Extracts from a graphics dataset:
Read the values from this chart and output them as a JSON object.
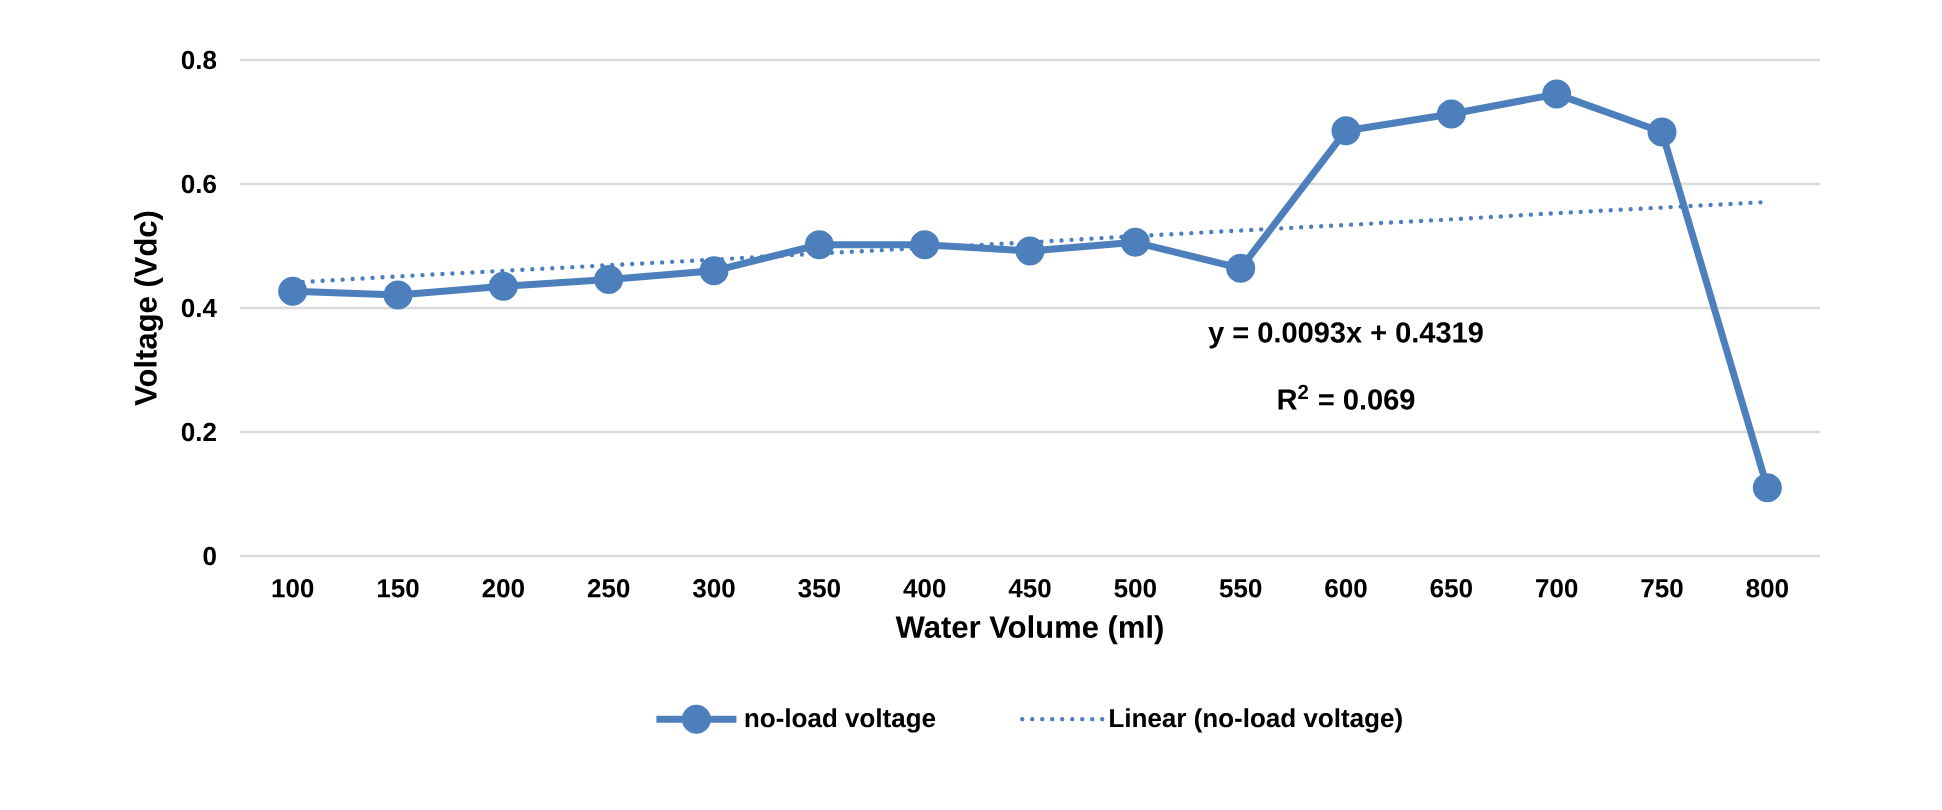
{
  "chart_data": {
    "type": "line",
    "xlabel": "Water Volume (ml)",
    "ylabel": "Voltage (Vdc)",
    "categories": [
      "100",
      "150",
      "200",
      "250",
      "300",
      "350",
      "400",
      "450",
      "500",
      "550",
      "600",
      "650",
      "700",
      "750",
      "800"
    ],
    "series": [
      {
        "name": "no-load voltage",
        "color": "#4e7fbd",
        "marker": "circle",
        "line_style": "solid",
        "values": [
          0.427,
          0.421,
          0.435,
          0.446,
          0.46,
          0.502,
          0.502,
          0.492,
          0.506,
          0.464,
          0.686,
          0.713,
          0.745,
          0.684,
          0.11
        ]
      },
      {
        "name": "Linear (no-load voltage)",
        "color": "#4e7fbd",
        "marker": "none",
        "line_style": "dotted",
        "values": [
          0.441,
          0.451,
          0.46,
          0.469,
          0.478,
          0.488,
          0.497,
          0.506,
          0.516,
          0.525,
          0.534,
          0.543,
          0.553,
          0.562,
          0.571
        ]
      }
    ],
    "ylim": [
      0,
      0.8
    ],
    "yticks": [
      0,
      0.2,
      0.4,
      0.6,
      0.8
    ],
    "grid": "y",
    "legend": "bottom",
    "annotations": [
      "y = 0.0093x + 0.4319",
      "R$^{2}$ = 0.069"
    ]
  }
}
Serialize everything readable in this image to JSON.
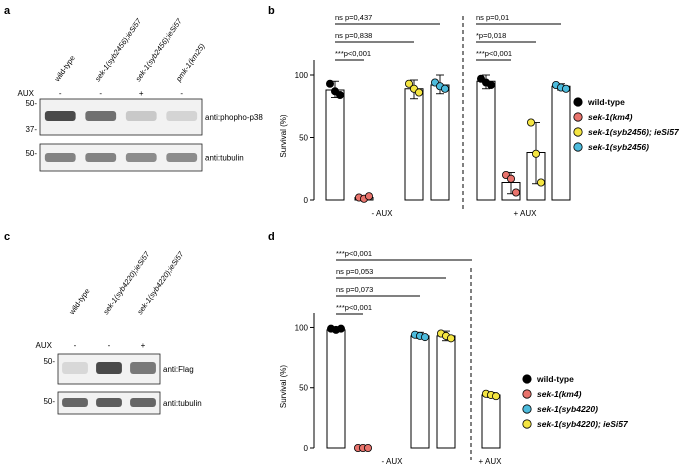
{
  "panels": {
    "a": {
      "label": "a",
      "lanes": [
        "wild-type",
        "sek-1(syb2456);ieSi57",
        "sek-1(syb2456);ieSi57",
        "pmk-1(km25)"
      ],
      "aux_label": "AUX",
      "aux": [
        "-",
        "-",
        "+",
        "-"
      ],
      "blots": [
        {
          "name": "anti:phopho-p38",
          "markers": [
            "50-",
            "37-"
          ],
          "intensity": [
            0.85,
            0.65,
            0.18,
            0.12
          ]
        },
        {
          "name": "anti:tubulin",
          "markers": [
            "50-"
          ],
          "intensity": [
            0.55,
            0.55,
            0.5,
            0.5
          ]
        }
      ]
    },
    "c": {
      "label": "c",
      "lanes": [
        "wild-type",
        "sek-1(syb4220);ieSi57",
        "sek-1(syb4220);ieSi57"
      ],
      "aux_label": "AUX",
      "aux": [
        "-",
        "-",
        "+"
      ],
      "blots": [
        {
          "name": "anti:Flag",
          "markers": [
            "50-"
          ],
          "intensity": [
            0.1,
            0.85,
            0.6
          ]
        },
        {
          "name": "anti:tubulin",
          "markers": [
            "50-"
          ],
          "intensity": [
            0.7,
            0.75,
            0.7
          ]
        }
      ]
    }
  },
  "chart_data": [
    {
      "panel": "b",
      "type": "bar",
      "ylabel": "Survival (%)",
      "yticks": [
        "0",
        "50",
        "100"
      ],
      "ylim": [
        0,
        112
      ],
      "groups": [
        "- AUX",
        "+ AUX"
      ],
      "series": [
        {
          "name": "wild-type",
          "color": "#000000",
          "values": [
            88,
            95
          ],
          "points": [
            [
              93,
              87,
              84
            ],
            [
              97,
              94,
              92
            ]
          ],
          "err": [
            [
              82,
              95
            ],
            [
              89,
              100
            ]
          ]
        },
        {
          "name": "sek-1(km4)",
          "color": "#e8736c",
          "values": [
            2,
            14
          ],
          "points": [
            [
              2,
              1,
              3
            ],
            [
              20,
              17,
              6
            ]
          ],
          "err": [
            [
              0,
              3
            ],
            [
              5,
              22
            ]
          ]
        },
        {
          "name": "sek-1(syb2456); ieSi57",
          "color": "#f4e542",
          "values": [
            89,
            38
          ],
          "points": [
            [
              93,
              89,
              86
            ],
            [
              62,
              37,
              14
            ]
          ],
          "err": [
            [
              81,
              96
            ],
            [
              13,
              62
            ]
          ]
        },
        {
          "name": "sek-1(syb2456)",
          "color": "#4dbbdc",
          "values": [
            92,
            91
          ],
          "points": [
            [
              94,
              91,
              89
            ],
            [
              92,
              90,
              89
            ]
          ],
          "err": [
            [
              85,
              100
            ],
            [
              88,
              93
            ]
          ]
        }
      ],
      "comparisons": [
        {
          "text": "ns p=0,437"
        },
        {
          "text": "ns p=0,838"
        },
        {
          "text": "***p<0,001"
        },
        {
          "text": "ns p=0,01"
        },
        {
          "text": "*p=0,018"
        },
        {
          "text": "***p<0,001"
        }
      ],
      "legend_position": "right"
    },
    {
      "panel": "d",
      "type": "bar",
      "ylabel": "Survival (%)",
      "yticks": [
        "0",
        "50",
        "100"
      ],
      "ylim": [
        0,
        112
      ],
      "groups": [
        "- AUX",
        "+ AUX"
      ],
      "series": [
        {
          "name": "wild-type",
          "color": "#000000",
          "values": [
            98
          ],
          "points": [
            [
              99,
              98,
              99
            ]
          ],
          "err": [
            [
              97,
              100
            ]
          ]
        },
        {
          "name": "sek-1(km4)",
          "color": "#e8736c",
          "values": [
            0
          ],
          "points": [
            [
              0,
              0,
              0
            ]
          ],
          "err": [
            [
              0,
              0
            ]
          ]
        },
        {
          "name": "sek-1(syb4220)",
          "color": "#4dbbdc",
          "values": [
            93
          ],
          "points": [
            [
              94,
              93,
              92
            ]
          ],
          "err": [
            [
              91,
              96
            ]
          ]
        },
        {
          "name": "sek-1(syb4220); ieSi57",
          "color": "#f4e542",
          "values": [
            93,
            44
          ],
          "points": [
            [
              95,
              93,
              91
            ],
            [
              45,
              44,
              43
            ]
          ],
          "err": [
            [
              89,
              97
            ],
            [
              42,
              46
            ]
          ]
        }
      ],
      "comparisons": [
        {
          "text": "***p<0,001"
        },
        {
          "text": "ns p=0,053"
        },
        {
          "text": "ns p=0,073"
        },
        {
          "text": "***p<0,001"
        }
      ],
      "legend_position": "right"
    }
  ]
}
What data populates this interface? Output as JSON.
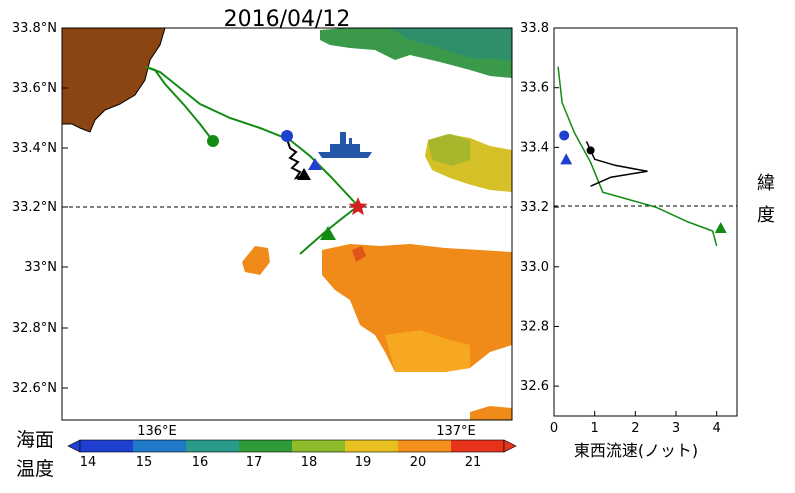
{
  "map": {
    "title": "2016/04/12",
    "lat_ticks": [
      "33.8°N",
      "33.6°N",
      "33.4°N",
      "33.2°N",
      "33°N",
      "32.8°N",
      "32.6°N"
    ],
    "lon_ticks": [
      "136°E",
      "137°E"
    ],
    "colorbar": {
      "label_line1": "海面",
      "label_line2": "温度",
      "ticks": [
        "14",
        "15",
        "16",
        "17",
        "18",
        "19",
        "20",
        "21"
      ],
      "colors": [
        "#1f3fd0",
        "#1f78c8",
        "#2a9a8a",
        "#2e9a3a",
        "#8cbc2a",
        "#e8c020",
        "#f5901c",
        "#e6331a"
      ]
    },
    "colors": {
      "land": "#8b4513",
      "ship_track": "#138a13",
      "ship": "#2457a8",
      "reference": "#d42020"
    }
  },
  "side_panel": {
    "xlabel": "東西流速(ノット)",
    "ylabel_line1": "緯",
    "ylabel_line2": "度",
    "y_ticks": [
      "33.8",
      "33.6",
      "33.4",
      "33.2",
      "33.0",
      "32.8",
      "32.6"
    ],
    "x_ticks": [
      "0",
      "1",
      "2",
      "3",
      "4"
    ]
  },
  "chart_data": {
    "type": "line",
    "title": "",
    "xlabel": "東西流速(ノット)",
    "ylabel": "緯度",
    "xlim": [
      0,
      4.5
    ],
    "ylim": [
      32.5,
      33.8
    ],
    "reference_latitude": 33.21,
    "series": [
      {
        "color": "#138a13",
        "points": [
          [
            0.1,
            33.67
          ],
          [
            0.2,
            33.55
          ],
          [
            0.5,
            33.45
          ],
          [
            0.9,
            33.35
          ],
          [
            1.2,
            33.25
          ],
          [
            2.5,
            33.2
          ],
          [
            3.3,
            33.15
          ],
          [
            3.9,
            33.12
          ],
          [
            4.0,
            33.07
          ]
        ]
      },
      {
        "color": "#000000",
        "points": [
          [
            0.8,
            33.42
          ],
          [
            1.0,
            33.36
          ],
          [
            1.5,
            33.34
          ],
          [
            2.3,
            33.32
          ],
          [
            1.4,
            33.3
          ],
          [
            0.9,
            33.27
          ]
        ]
      }
    ]
  }
}
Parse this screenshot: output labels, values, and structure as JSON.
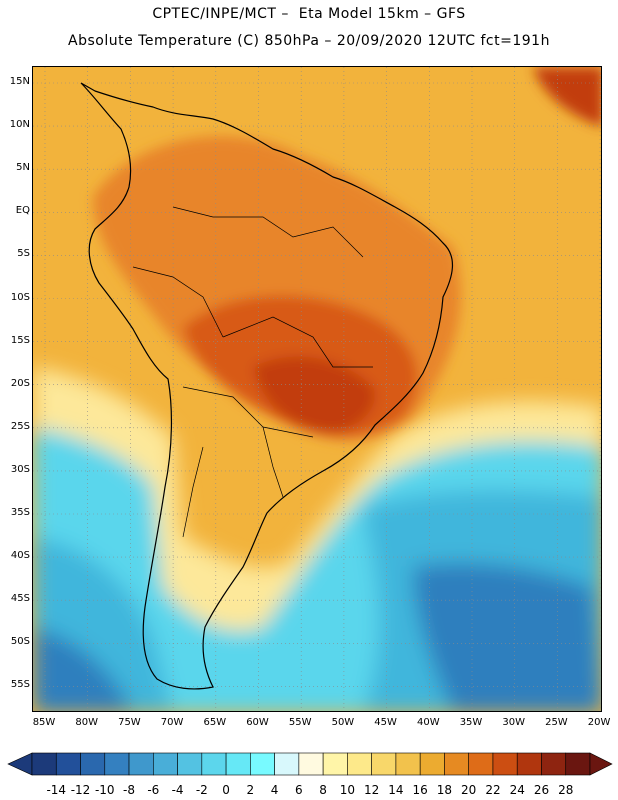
{
  "header": {
    "line1": "CPTEC/INPE/MCT –  Eta Model 15km – GFS",
    "line2": "Absolute Temperature (C) 850hPa – 20/09/2020 12UTC fct=191h"
  },
  "map": {
    "lat_labels": [
      "15N",
      "10N",
      "5N",
      "EQ",
      "5S",
      "10S",
      "15S",
      "20S",
      "25S",
      "30S",
      "35S",
      "40S",
      "45S",
      "50S",
      "55S"
    ],
    "lon_labels": [
      "85W",
      "80W",
      "75W",
      "70W",
      "65W",
      "60W",
      "55W",
      "50W",
      "45W",
      "40W",
      "35W",
      "30W",
      "25W",
      "20W"
    ],
    "colors": {
      "ocean_warm": "#f2b33c",
      "land_hot": "#e8852a",
      "core_hot": "#d85a14",
      "core_hottest": "#c23c10",
      "cool_pale": "#fde89a",
      "cold_light": "#5ad6ec",
      "cold_mid": "#3fb6dc",
      "cold_deep": "#2f7fbe"
    }
  },
  "colorbar": {
    "labels": [
      "-14",
      "-12",
      "-10",
      "-8",
      "-6",
      "-4",
      "-2",
      "0",
      "2",
      "4",
      "6",
      "8",
      "10",
      "12",
      "14",
      "16",
      "18",
      "20",
      "22",
      "24",
      "26",
      "28"
    ],
    "colors": [
      "#1c3a7a",
      "#22509a",
      "#2a68ae",
      "#3480c0",
      "#3f98cc",
      "#49aed8",
      "#53c2e2",
      "#5cd6ec",
      "#66e8f6",
      "#78faff",
      "#d8f8fc",
      "#fffae0",
      "#fff5a8",
      "#fde98a",
      "#f8d76a",
      "#f2c24c",
      "#ecab30",
      "#e68a22",
      "#de6c18",
      "#cc4e12",
      "#b0360e",
      "#8e2410",
      "#6a1610"
    ]
  }
}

**STATED GOAL**. Where does the word "text" appear? Return each line that holds it.

**OUTPUT BELOW**.
          "text": "ns p=0,437"
          "text": "ns p=0,838"
          "text": "***p<0,001"
          "text": "ns p=0,01"
          "text": "*p=0,018"
          "text": "***p<0,001"
          "text": "***p<0,001"
          "text": "ns p=0,053"
          "text": "ns p=0,073"
          "text": "***p<0,001"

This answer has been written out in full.